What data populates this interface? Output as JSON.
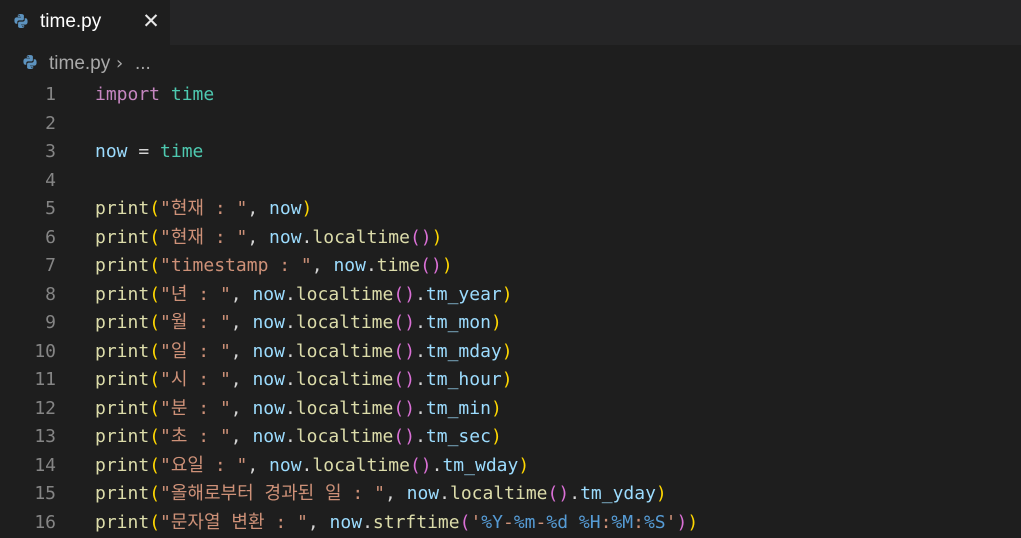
{
  "tab": {
    "label": "time.py",
    "close_glyph": "✕",
    "icon": "python-icon"
  },
  "breadcrumb": {
    "file": "time.py",
    "separator": "›",
    "more": "...",
    "icon": "python-icon"
  },
  "colors": {
    "keyword": "#c586c0",
    "module": "#4ec9b0",
    "variable": "#9cdcfe",
    "function": "#dcdcaa",
    "string": "#ce9178",
    "format_spec": "#569cd6",
    "bracket_level1": "#ffd700",
    "bracket_level2": "#da70d6",
    "background": "#1e1e1e"
  },
  "lines": [
    {
      "num": "1",
      "tokens": [
        [
          "kw",
          "import"
        ],
        [
          "op",
          " "
        ],
        [
          "mod",
          "time"
        ]
      ]
    },
    {
      "num": "2",
      "tokens": []
    },
    {
      "num": "3",
      "tokens": [
        [
          "var",
          "now"
        ],
        [
          "op",
          " = "
        ],
        [
          "mod",
          "time"
        ]
      ]
    },
    {
      "num": "4",
      "tokens": []
    },
    {
      "num": "5",
      "tokens": [
        [
          "fn",
          "print"
        ],
        [
          "b1",
          "("
        ],
        [
          "str",
          "\"현재 : \""
        ],
        [
          "pn",
          ", "
        ],
        [
          "var",
          "now"
        ],
        [
          "b1",
          ")"
        ]
      ]
    },
    {
      "num": "6",
      "tokens": [
        [
          "fn",
          "print"
        ],
        [
          "b1",
          "("
        ],
        [
          "str",
          "\"현재 : \""
        ],
        [
          "pn",
          ", "
        ],
        [
          "var",
          "now"
        ],
        [
          "pn",
          "."
        ],
        [
          "fn",
          "localtime"
        ],
        [
          "b2",
          "()"
        ],
        [
          "b1",
          ")"
        ]
      ]
    },
    {
      "num": "7",
      "tokens": [
        [
          "fn",
          "print"
        ],
        [
          "b1",
          "("
        ],
        [
          "str",
          "\"timestamp : \""
        ],
        [
          "pn",
          ", "
        ],
        [
          "var",
          "now"
        ],
        [
          "pn",
          "."
        ],
        [
          "fn",
          "time"
        ],
        [
          "b2",
          "()"
        ],
        [
          "b1",
          ")"
        ]
      ]
    },
    {
      "num": "8",
      "tokens": [
        [
          "fn",
          "print"
        ],
        [
          "b1",
          "("
        ],
        [
          "str",
          "\"년 : \""
        ],
        [
          "pn",
          ", "
        ],
        [
          "var",
          "now"
        ],
        [
          "pn",
          "."
        ],
        [
          "fn",
          "localtime"
        ],
        [
          "b2",
          "()"
        ],
        [
          "pn",
          "."
        ],
        [
          "var",
          "tm_year"
        ],
        [
          "b1",
          ")"
        ]
      ]
    },
    {
      "num": "9",
      "tokens": [
        [
          "fn",
          "print"
        ],
        [
          "b1",
          "("
        ],
        [
          "str",
          "\"월 : \""
        ],
        [
          "pn",
          ", "
        ],
        [
          "var",
          "now"
        ],
        [
          "pn",
          "."
        ],
        [
          "fn",
          "localtime"
        ],
        [
          "b2",
          "()"
        ],
        [
          "pn",
          "."
        ],
        [
          "var",
          "tm_mon"
        ],
        [
          "b1",
          ")"
        ]
      ]
    },
    {
      "num": "10",
      "tokens": [
        [
          "fn",
          "print"
        ],
        [
          "b1",
          "("
        ],
        [
          "str",
          "\"일 : \""
        ],
        [
          "pn",
          ", "
        ],
        [
          "var",
          "now"
        ],
        [
          "pn",
          "."
        ],
        [
          "fn",
          "localtime"
        ],
        [
          "b2",
          "()"
        ],
        [
          "pn",
          "."
        ],
        [
          "var",
          "tm_mday"
        ],
        [
          "b1",
          ")"
        ]
      ]
    },
    {
      "num": "11",
      "tokens": [
        [
          "fn",
          "print"
        ],
        [
          "b1",
          "("
        ],
        [
          "str",
          "\"시 : \""
        ],
        [
          "pn",
          ", "
        ],
        [
          "var",
          "now"
        ],
        [
          "pn",
          "."
        ],
        [
          "fn",
          "localtime"
        ],
        [
          "b2",
          "()"
        ],
        [
          "pn",
          "."
        ],
        [
          "var",
          "tm_hour"
        ],
        [
          "b1",
          ")"
        ]
      ]
    },
    {
      "num": "12",
      "tokens": [
        [
          "fn",
          "print"
        ],
        [
          "b1",
          "("
        ],
        [
          "str",
          "\"분 : \""
        ],
        [
          "pn",
          ", "
        ],
        [
          "var",
          "now"
        ],
        [
          "pn",
          "."
        ],
        [
          "fn",
          "localtime"
        ],
        [
          "b2",
          "()"
        ],
        [
          "pn",
          "."
        ],
        [
          "var",
          "tm_min"
        ],
        [
          "b1",
          ")"
        ]
      ]
    },
    {
      "num": "13",
      "tokens": [
        [
          "fn",
          "print"
        ],
        [
          "b1",
          "("
        ],
        [
          "str",
          "\"초 : \""
        ],
        [
          "pn",
          ", "
        ],
        [
          "var",
          "now"
        ],
        [
          "pn",
          "."
        ],
        [
          "fn",
          "localtime"
        ],
        [
          "b2",
          "()"
        ],
        [
          "pn",
          "."
        ],
        [
          "var",
          "tm_sec"
        ],
        [
          "b1",
          ")"
        ]
      ]
    },
    {
      "num": "14",
      "tokens": [
        [
          "fn",
          "print"
        ],
        [
          "b1",
          "("
        ],
        [
          "str",
          "\"요일 : \""
        ],
        [
          "pn",
          ", "
        ],
        [
          "var",
          "now"
        ],
        [
          "pn",
          "."
        ],
        [
          "fn",
          "localtime"
        ],
        [
          "b2",
          "()"
        ],
        [
          "pn",
          "."
        ],
        [
          "var",
          "tm_wday"
        ],
        [
          "b1",
          ")"
        ]
      ]
    },
    {
      "num": "15",
      "tokens": [
        [
          "fn",
          "print"
        ],
        [
          "b1",
          "("
        ],
        [
          "str",
          "\"올해로부터 경과된 일 : \""
        ],
        [
          "pn",
          ", "
        ],
        [
          "var",
          "now"
        ],
        [
          "pn",
          "."
        ],
        [
          "fn",
          "localtime"
        ],
        [
          "b2",
          "()"
        ],
        [
          "pn",
          "."
        ],
        [
          "var",
          "tm_yday"
        ],
        [
          "b1",
          ")"
        ]
      ]
    },
    {
      "num": "16",
      "tokens": [
        [
          "fn",
          "print"
        ],
        [
          "b1",
          "("
        ],
        [
          "str",
          "\"문자열 변환 : \""
        ],
        [
          "pn",
          ", "
        ],
        [
          "var",
          "now"
        ],
        [
          "pn",
          "."
        ],
        [
          "fn",
          "strftime"
        ],
        [
          "b2",
          "("
        ],
        [
          "str",
          "'"
        ],
        [
          "fmt",
          "%Y"
        ],
        [
          "str",
          "-"
        ],
        [
          "fmt",
          "%m"
        ],
        [
          "str",
          "-"
        ],
        [
          "fmt",
          "%d"
        ],
        [
          "str",
          " "
        ],
        [
          "fmt",
          "%H"
        ],
        [
          "str",
          ":"
        ],
        [
          "fmt",
          "%M"
        ],
        [
          "str",
          ":"
        ],
        [
          "fmt",
          "%S"
        ],
        [
          "str",
          "'"
        ],
        [
          "b2",
          ")"
        ],
        [
          "b1",
          ")"
        ]
      ]
    }
  ]
}
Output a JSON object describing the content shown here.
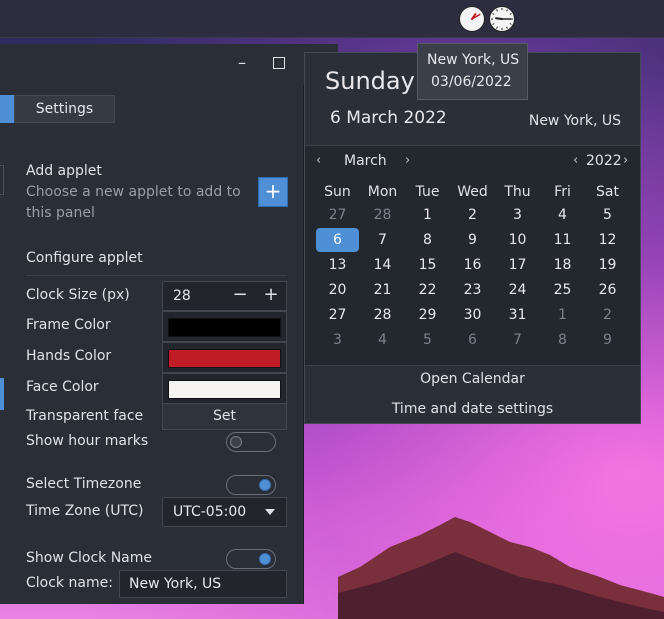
{
  "desktop": {},
  "panel": {
    "clocks": [
      {
        "name": "clock-applet-1",
        "hours": 13,
        "minutes": 10
      },
      {
        "name": "clock-applet-2",
        "hours": 9,
        "minutes": 15
      }
    ]
  },
  "settings": {
    "tab_label": "Settings",
    "add_applet_title": "Add applet",
    "add_applet_desc": "Choose a new applet to add to this panel",
    "add_button_label": "+",
    "configure_title": "Configure applet",
    "clock_size_label": "Clock Size (px)",
    "clock_size_value": "28",
    "minus_label": "−",
    "plus_label": "+",
    "frame_color_label": "Frame Color",
    "frame_color": "#000000",
    "hands_color_label": "Hands Color",
    "hands_color": "#c01c28",
    "face_color_label": "Face Color",
    "face_color": "#f6f5f4",
    "transparent_face_label": "Transparent face",
    "set_label": "Set",
    "show_hour_marks_label": "Show hour marks",
    "show_hour_marks": false,
    "select_timezone_label": "Select Timezone",
    "select_timezone": true,
    "timezone_label": "Time Zone (UTC)",
    "timezone_value": "UTC-05:00",
    "show_clock_name_label": "Show Clock Name",
    "show_clock_name": true,
    "clock_name_label": "Clock name:",
    "clock_name_value": "New York, US"
  },
  "calendar": {
    "day_name": "Sunday",
    "full_date": "6 March 2022",
    "location": "New York, US",
    "month": "March",
    "year": "2022",
    "prev_month": "‹",
    "next_month": "›",
    "prev_year": "‹",
    "next_year": "›",
    "weekdays": [
      "Sun",
      "Mon",
      "Tue",
      "Wed",
      "Thu",
      "Fri",
      "Sat"
    ],
    "weeks": [
      [
        "27",
        "28",
        "1",
        "2",
        "3",
        "4",
        "5"
      ],
      [
        "6",
        "7",
        "8",
        "9",
        "10",
        "11",
        "12"
      ],
      [
        "13",
        "14",
        "15",
        "16",
        "17",
        "18",
        "19"
      ],
      [
        "20",
        "21",
        "22",
        "23",
        "24",
        "25",
        "26"
      ],
      [
        "27",
        "28",
        "29",
        "30",
        "31",
        "1",
        "2"
      ],
      [
        "3",
        "4",
        "5",
        "6",
        "7",
        "8",
        "9"
      ]
    ],
    "dim_cells": [
      [
        0,
        0
      ],
      [
        0,
        1
      ],
      [
        4,
        5
      ],
      [
        4,
        6
      ],
      [
        5,
        0
      ],
      [
        5,
        1
      ],
      [
        5,
        2
      ],
      [
        5,
        3
      ],
      [
        5,
        4
      ],
      [
        5,
        5
      ],
      [
        5,
        6
      ]
    ],
    "today_cell": [
      1,
      0
    ],
    "open_calendar_label": "Open Calendar",
    "time_date_settings_label": "Time and date settings",
    "accent_color": "#4f8fd6"
  },
  "tooltip": {
    "title": "New York, US",
    "date": "03/06/2022"
  }
}
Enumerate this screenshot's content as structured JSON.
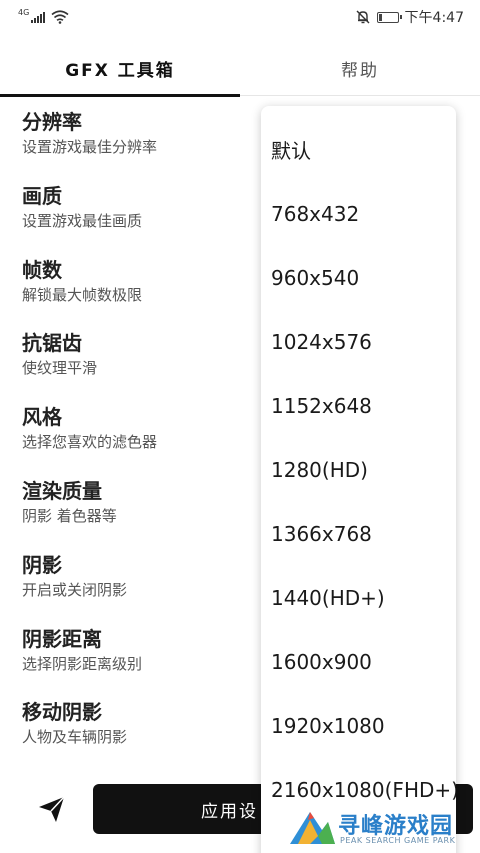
{
  "status_bar": {
    "network": "4G",
    "time": "下午4:47",
    "battery_level": 0.2
  },
  "tabs": [
    {
      "label": "GFX 工具箱",
      "active": true
    },
    {
      "label": "帮助",
      "active": false
    }
  ],
  "settings": [
    {
      "title": "分辨率",
      "desc": "设置游戏最佳分辨率"
    },
    {
      "title": "画质",
      "desc": "设置游戏最佳画质"
    },
    {
      "title": "帧数",
      "desc": "解锁最大帧数极限"
    },
    {
      "title": "抗锯齿",
      "desc": "使纹理平滑"
    },
    {
      "title": "风格",
      "desc": "选择您喜欢的滤色器"
    },
    {
      "title": "渲染质量",
      "desc": "阴影 着色器等"
    },
    {
      "title": "阴影",
      "desc": "开启或关闭阴影"
    },
    {
      "title": "阴影距离",
      "desc": "选择阴影距离级别"
    },
    {
      "title": "移动阴影",
      "desc": "人物及车辆阴影"
    }
  ],
  "apply_button": {
    "label": "应用设"
  },
  "dropdown": {
    "options": [
      "默认",
      "768x432",
      "960x540",
      "1024x576",
      "1152x648",
      "1280(HD)",
      "1366x768",
      "1440(HD+)",
      "1600x900",
      "1920x1080",
      "2160x1080(FHD+)"
    ]
  },
  "watermark": {
    "title": "寻峰游戏园",
    "subtitle": "PEAK SEARCH GAME PARK"
  },
  "colors": {
    "accent": "#111111",
    "watermark": "#2a7fc9"
  }
}
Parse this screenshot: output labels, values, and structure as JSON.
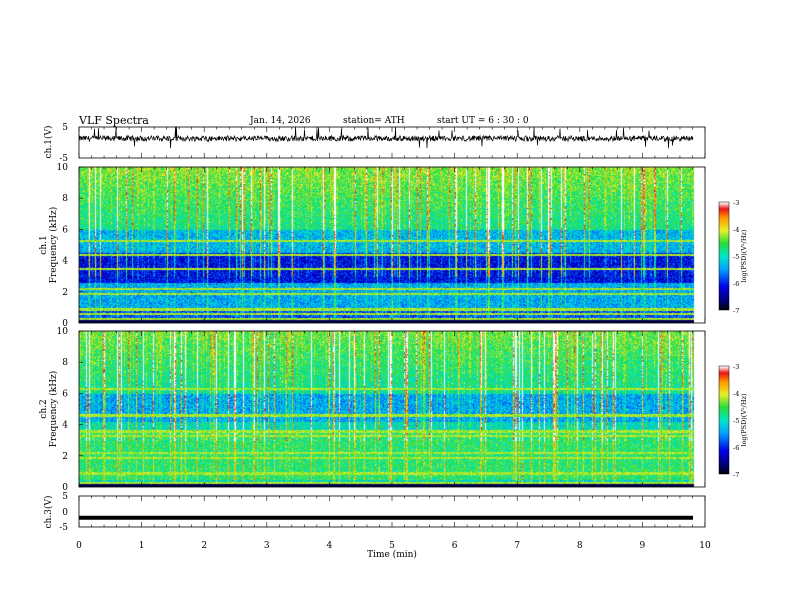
{
  "header": {
    "title": "VLF  Spectra",
    "date": "Jan. 14, 2026",
    "station": "station= ATH",
    "start_ut": "start  UT  =   6  : 30 : 0"
  },
  "chart_data": [
    {
      "type": "line",
      "panel": "ch1-waveform",
      "ylabel": "ch.1(V)",
      "ylim": [
        -5,
        5
      ],
      "yticks": [
        "5",
        "-5"
      ],
      "xlim": [
        0,
        10
      ],
      "baseline_v": 1.3
    },
    {
      "type": "heatmap",
      "panel": "ch1-spectrogram",
      "ylabel": "Frequency  (kHz)",
      "ylabel2": "ch.1",
      "ylim": [
        0,
        10
      ],
      "yticks": [
        "0",
        "2",
        "4",
        "6",
        "8",
        "10"
      ],
      "xlim": [
        0,
        10
      ],
      "colorbar": {
        "label": "log(PSD)(V²/Hz)",
        "range": [
          -7,
          -3
        ],
        "ticks": [
          "-3",
          "-4",
          "-5",
          "-6",
          "-7"
        ]
      },
      "noise_lines_khz": [
        0.3,
        0.6,
        0.9,
        1.9,
        2.2,
        3.5,
        4.4,
        5.3
      ]
    },
    {
      "type": "heatmap",
      "panel": "ch2-spectrogram",
      "ylabel": "Frequency  (kHz)",
      "ylabel2": "ch.2",
      "ylim": [
        0,
        10
      ],
      "yticks": [
        "0",
        "2",
        "4",
        "6",
        "8",
        "10"
      ],
      "xlim": [
        0,
        10
      ],
      "colorbar": {
        "label": "log(PSD)(V²/Hz)",
        "range": [
          -7,
          -3
        ],
        "ticks": [
          "-3",
          "-4",
          "-5",
          "-6",
          "-7"
        ]
      },
      "noise_lines_khz": [
        0.3,
        0.9,
        1.9,
        2.2,
        3.3,
        3.6,
        4.6,
        6.3
      ]
    },
    {
      "type": "line",
      "panel": "ch3-waveform",
      "ylabel": "ch.3(V)",
      "ylim": [
        -5,
        5
      ],
      "yticks": [
        "5",
        "0",
        "-5"
      ],
      "xlim": [
        0,
        10
      ],
      "xlabel": "Time  (min)",
      "xticks": [
        "0",
        "1",
        "2",
        "3",
        "4",
        "5",
        "6",
        "7",
        "8",
        "9",
        "10"
      ],
      "value_v": -2
    }
  ]
}
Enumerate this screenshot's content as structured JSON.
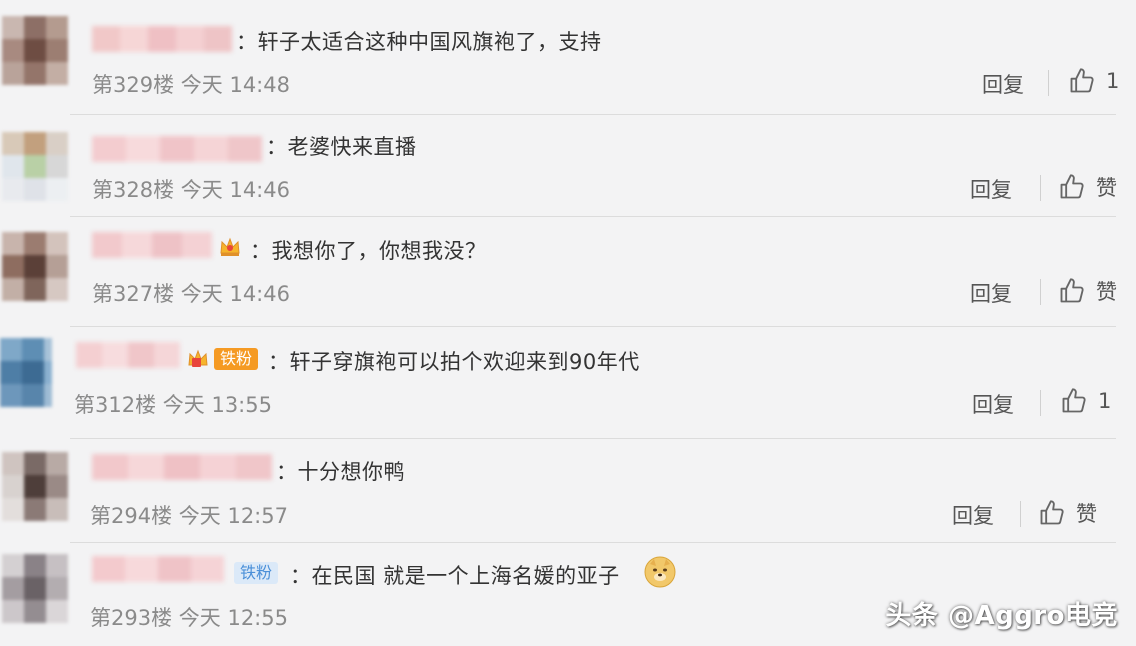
{
  "comments": [
    {
      "text": "轩子太适合这种中国风旗袍了，支持",
      "floor": "第329楼",
      "time": "今天 14:48",
      "reply": "回复",
      "like": "1"
    },
    {
      "text": "老婆快来直播",
      "floor": "第328楼",
      "time": "今天 14:46",
      "reply": "回复",
      "like": "赞"
    },
    {
      "text": "我想你了，你想我没？",
      "floor": "第327楼",
      "time": "今天 14:46",
      "reply": "回复",
      "like": "赞"
    },
    {
      "text": "轩子穿旗袍可以拍个欢迎来到90年代",
      "floor": "第312楼",
      "time": "今天 13:55",
      "reply": "回复",
      "like": "1",
      "badge": "铁粉"
    },
    {
      "text": "十分想你鸭",
      "floor": "第294楼",
      "time": "今天 12:57",
      "reply": "回复",
      "like": "赞"
    },
    {
      "text": "在民国 就是一个上海名媛的亚子",
      "floor": "第293楼",
      "time": "今天 12:55",
      "badge": "铁粉"
    }
  ],
  "colon": "：",
  "watermark": "头条 @Aggro电竞",
  "colors": {
    "background": "#f3f3f4",
    "text": "#333333",
    "meta": "#8a8a8a",
    "fan_badge_orange": "#f59a23",
    "fan_badge_blue": "#6fa8e6"
  },
  "icons": [
    "crown-icon",
    "thumbs-up-icon",
    "doge-emoji-icon"
  ]
}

Instructions to follow -
Out of the material above, select every line that holds the string "JSON".

Complete output -
What data populates this interface? Output as JSON.
Output a JSON object describing the content shown here.
Enumerate this screenshot's content as structured JSON.
Parse this screenshot: output labels, values, and structure as JSON.
Enumerate this screenshot's content as structured JSON.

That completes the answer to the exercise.